Search the data below for "Prüfung"; list each line that holds it.

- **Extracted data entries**
=======

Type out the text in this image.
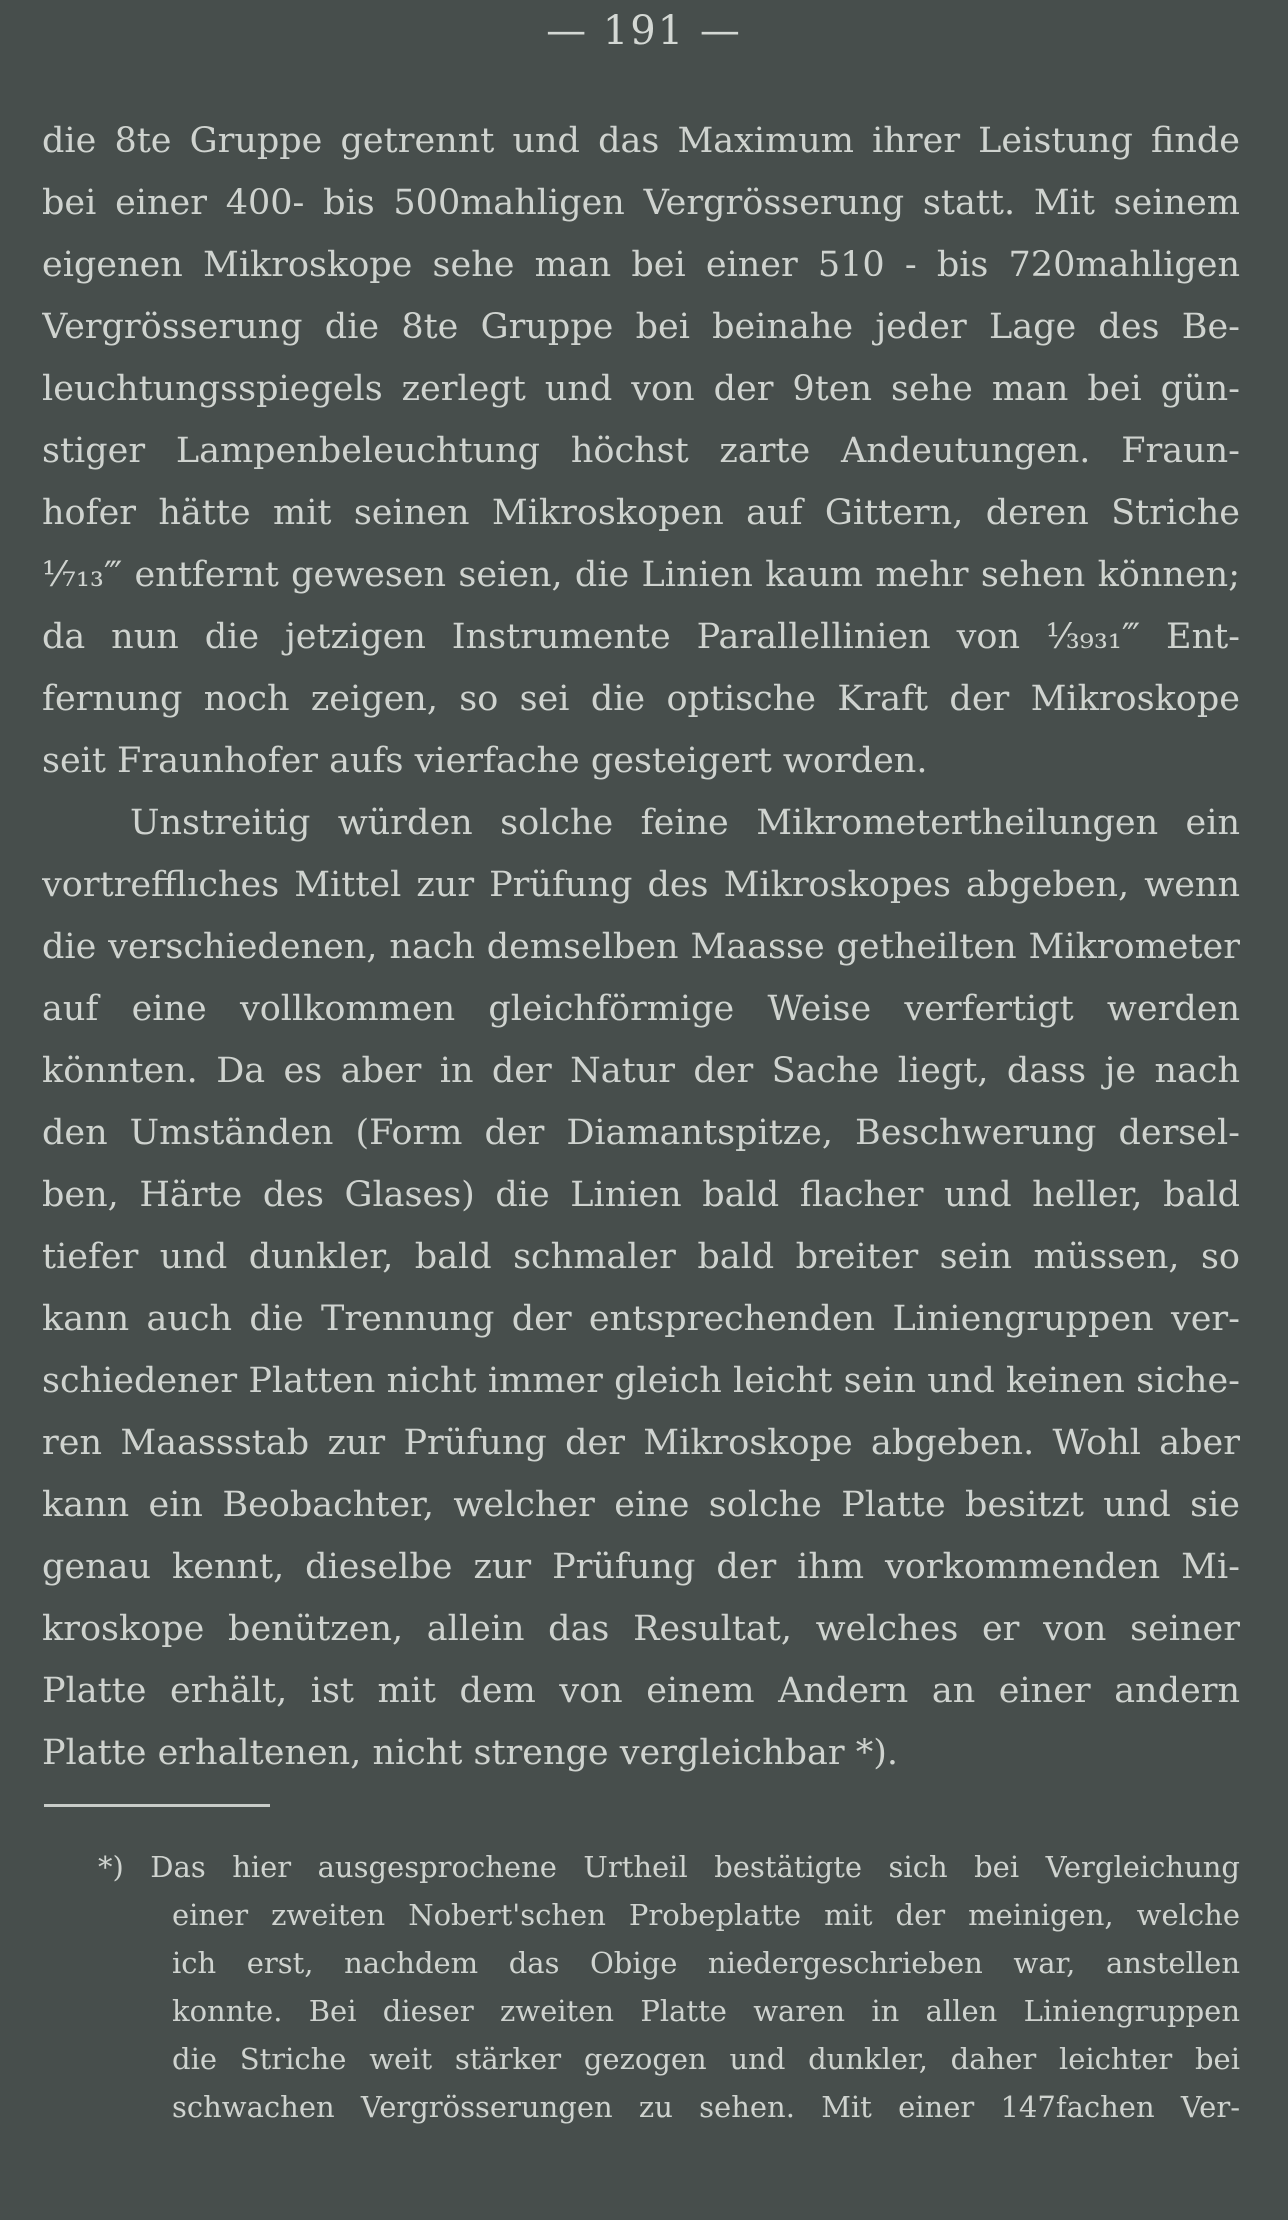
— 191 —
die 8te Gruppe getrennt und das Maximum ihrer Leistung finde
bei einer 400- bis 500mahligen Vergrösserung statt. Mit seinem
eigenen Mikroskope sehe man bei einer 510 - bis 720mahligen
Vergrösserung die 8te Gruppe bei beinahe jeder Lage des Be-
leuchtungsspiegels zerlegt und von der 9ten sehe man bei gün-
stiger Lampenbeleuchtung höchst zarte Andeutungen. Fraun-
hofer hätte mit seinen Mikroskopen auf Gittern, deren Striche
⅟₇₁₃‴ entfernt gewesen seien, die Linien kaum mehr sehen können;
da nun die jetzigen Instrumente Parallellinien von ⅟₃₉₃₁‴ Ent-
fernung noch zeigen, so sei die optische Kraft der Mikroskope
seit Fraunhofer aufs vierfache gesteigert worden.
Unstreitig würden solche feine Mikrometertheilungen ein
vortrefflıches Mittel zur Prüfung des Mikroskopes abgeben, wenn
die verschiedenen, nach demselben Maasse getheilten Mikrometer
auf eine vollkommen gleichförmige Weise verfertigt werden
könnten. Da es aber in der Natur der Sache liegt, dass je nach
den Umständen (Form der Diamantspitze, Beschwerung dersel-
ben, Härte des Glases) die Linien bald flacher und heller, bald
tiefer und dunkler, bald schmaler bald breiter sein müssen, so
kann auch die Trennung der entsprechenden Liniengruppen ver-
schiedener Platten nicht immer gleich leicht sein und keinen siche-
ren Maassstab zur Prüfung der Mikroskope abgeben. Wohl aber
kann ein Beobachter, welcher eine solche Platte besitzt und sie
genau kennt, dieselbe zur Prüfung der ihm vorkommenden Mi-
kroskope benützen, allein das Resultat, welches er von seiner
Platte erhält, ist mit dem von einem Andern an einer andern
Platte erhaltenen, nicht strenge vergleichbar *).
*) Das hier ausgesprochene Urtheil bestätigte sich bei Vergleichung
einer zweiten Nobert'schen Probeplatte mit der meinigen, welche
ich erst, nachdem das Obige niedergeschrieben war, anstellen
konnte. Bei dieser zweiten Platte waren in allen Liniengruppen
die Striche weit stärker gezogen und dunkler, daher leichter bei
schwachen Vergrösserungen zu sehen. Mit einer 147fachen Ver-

=======

- **SOLUTION**
vortrefflıches Mittel zur Prüfung des Mikroskopes abgeben, wenn
ren Maassstab zur Prüfung der Mikroskope abgeben. Wohl aber
genau kennt, dieselbe zur Prüfung der ihm vorkommenden Mi-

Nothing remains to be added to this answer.